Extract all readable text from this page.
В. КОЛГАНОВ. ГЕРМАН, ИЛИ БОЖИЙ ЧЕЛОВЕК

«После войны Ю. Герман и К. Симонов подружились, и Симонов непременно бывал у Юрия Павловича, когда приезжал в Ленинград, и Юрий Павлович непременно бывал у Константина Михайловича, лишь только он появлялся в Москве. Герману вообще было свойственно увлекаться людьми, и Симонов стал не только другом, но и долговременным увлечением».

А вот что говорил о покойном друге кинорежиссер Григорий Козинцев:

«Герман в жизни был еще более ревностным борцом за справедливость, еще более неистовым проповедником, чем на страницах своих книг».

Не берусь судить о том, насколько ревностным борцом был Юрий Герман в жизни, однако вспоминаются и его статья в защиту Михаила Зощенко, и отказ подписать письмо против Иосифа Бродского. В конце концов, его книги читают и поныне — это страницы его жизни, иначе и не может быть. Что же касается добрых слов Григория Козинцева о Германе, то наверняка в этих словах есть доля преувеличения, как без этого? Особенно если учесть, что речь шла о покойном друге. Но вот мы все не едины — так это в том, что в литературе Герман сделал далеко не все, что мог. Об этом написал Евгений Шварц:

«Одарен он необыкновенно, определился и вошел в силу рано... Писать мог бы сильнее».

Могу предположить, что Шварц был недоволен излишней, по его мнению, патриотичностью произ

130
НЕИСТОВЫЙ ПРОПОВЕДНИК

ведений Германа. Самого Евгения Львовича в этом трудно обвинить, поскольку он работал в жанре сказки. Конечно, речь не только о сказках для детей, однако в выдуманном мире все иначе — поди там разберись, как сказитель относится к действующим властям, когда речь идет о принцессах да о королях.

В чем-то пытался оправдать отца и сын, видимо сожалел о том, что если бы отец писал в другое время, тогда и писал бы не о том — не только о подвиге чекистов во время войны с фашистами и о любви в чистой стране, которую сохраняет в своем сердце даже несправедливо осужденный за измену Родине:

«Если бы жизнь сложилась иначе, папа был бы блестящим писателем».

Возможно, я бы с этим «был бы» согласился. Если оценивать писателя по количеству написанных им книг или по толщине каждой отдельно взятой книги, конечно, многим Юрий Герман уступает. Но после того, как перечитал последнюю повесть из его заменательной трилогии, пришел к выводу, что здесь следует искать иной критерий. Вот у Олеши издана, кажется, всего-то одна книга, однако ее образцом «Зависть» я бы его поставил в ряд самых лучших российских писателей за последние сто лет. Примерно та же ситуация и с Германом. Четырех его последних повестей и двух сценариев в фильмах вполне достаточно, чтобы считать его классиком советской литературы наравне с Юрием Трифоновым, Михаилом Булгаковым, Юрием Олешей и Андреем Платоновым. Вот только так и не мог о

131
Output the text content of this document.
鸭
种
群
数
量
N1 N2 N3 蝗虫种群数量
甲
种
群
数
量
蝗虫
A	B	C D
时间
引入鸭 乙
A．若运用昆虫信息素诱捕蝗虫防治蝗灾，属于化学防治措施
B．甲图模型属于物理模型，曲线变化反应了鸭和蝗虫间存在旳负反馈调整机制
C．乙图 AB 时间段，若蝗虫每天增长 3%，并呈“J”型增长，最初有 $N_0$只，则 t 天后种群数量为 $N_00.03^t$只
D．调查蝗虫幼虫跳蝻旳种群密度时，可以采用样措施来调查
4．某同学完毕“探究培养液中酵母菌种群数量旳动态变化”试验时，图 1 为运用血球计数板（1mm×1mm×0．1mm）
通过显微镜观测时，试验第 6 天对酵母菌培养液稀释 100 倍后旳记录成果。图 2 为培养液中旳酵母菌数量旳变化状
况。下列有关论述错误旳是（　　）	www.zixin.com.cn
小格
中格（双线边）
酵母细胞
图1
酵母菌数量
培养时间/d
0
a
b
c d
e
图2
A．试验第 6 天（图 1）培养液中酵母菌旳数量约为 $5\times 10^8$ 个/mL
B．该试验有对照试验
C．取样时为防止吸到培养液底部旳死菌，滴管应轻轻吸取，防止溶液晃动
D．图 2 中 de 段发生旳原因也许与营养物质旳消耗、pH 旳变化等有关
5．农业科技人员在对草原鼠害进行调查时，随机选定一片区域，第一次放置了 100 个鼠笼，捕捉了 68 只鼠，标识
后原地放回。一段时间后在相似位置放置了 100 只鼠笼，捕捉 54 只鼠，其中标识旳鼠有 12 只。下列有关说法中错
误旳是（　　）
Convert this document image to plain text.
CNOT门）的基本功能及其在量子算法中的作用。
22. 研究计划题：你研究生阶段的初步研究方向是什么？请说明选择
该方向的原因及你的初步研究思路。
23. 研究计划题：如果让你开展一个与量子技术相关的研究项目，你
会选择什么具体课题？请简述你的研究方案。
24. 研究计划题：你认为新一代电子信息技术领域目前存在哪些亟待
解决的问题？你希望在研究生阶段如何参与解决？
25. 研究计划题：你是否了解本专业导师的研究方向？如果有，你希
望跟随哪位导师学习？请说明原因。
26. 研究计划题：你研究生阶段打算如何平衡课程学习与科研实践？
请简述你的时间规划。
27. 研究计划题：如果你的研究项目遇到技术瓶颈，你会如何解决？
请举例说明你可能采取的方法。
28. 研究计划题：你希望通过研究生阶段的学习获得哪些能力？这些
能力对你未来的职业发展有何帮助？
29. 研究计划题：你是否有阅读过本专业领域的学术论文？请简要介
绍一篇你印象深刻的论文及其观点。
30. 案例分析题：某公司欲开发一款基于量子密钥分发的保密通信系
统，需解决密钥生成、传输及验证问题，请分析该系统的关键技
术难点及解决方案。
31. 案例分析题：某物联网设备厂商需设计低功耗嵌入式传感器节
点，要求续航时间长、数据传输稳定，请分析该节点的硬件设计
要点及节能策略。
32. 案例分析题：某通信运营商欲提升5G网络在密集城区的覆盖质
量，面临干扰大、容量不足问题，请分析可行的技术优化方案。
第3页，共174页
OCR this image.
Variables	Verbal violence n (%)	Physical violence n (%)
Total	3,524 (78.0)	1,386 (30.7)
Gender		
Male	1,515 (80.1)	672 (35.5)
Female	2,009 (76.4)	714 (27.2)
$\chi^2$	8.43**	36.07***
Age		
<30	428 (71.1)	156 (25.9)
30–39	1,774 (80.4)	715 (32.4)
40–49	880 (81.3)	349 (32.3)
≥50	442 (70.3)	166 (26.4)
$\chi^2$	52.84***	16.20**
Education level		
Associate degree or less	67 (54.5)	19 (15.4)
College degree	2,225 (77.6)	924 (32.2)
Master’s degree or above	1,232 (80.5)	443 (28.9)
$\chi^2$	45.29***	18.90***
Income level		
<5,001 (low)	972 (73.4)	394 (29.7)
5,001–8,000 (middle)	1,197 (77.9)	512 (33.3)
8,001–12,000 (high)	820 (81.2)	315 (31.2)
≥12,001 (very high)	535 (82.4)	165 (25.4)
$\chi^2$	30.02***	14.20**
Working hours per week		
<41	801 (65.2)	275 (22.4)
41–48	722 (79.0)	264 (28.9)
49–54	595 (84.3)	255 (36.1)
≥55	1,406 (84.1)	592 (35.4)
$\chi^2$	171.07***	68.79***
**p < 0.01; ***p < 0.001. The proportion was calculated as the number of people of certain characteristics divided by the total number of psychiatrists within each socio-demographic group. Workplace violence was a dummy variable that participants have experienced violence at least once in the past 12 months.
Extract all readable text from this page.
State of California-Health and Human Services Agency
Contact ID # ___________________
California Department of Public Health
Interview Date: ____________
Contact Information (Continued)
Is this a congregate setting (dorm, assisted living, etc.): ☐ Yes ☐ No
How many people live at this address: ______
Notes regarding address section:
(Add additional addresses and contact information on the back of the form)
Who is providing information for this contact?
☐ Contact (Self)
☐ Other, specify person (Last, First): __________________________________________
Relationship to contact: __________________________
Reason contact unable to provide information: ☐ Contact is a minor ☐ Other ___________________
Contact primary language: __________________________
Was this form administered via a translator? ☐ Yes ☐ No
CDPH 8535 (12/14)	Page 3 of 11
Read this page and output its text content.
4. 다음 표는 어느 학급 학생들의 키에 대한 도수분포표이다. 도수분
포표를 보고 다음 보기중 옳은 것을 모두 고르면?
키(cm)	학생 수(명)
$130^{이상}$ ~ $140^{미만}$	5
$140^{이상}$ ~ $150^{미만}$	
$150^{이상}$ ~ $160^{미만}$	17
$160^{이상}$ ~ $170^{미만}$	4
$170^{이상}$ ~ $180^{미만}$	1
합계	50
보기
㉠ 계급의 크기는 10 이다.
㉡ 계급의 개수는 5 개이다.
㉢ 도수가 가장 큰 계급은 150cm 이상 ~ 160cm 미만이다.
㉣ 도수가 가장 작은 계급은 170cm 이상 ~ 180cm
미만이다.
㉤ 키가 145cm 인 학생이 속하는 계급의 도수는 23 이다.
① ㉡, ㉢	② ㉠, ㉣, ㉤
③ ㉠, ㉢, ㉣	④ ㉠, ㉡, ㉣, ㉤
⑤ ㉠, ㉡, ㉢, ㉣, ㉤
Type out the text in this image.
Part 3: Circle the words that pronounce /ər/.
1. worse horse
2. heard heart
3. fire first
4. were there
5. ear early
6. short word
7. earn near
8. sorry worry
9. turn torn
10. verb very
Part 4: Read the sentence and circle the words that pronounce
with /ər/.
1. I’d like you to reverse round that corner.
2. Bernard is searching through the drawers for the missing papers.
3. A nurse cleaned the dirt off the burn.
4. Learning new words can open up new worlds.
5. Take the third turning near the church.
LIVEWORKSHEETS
#####
Wherever the string "California" appears in the entries above, list that line.

[Finished answer]
State of California-Health and Human Services Agency
California Department of Public Health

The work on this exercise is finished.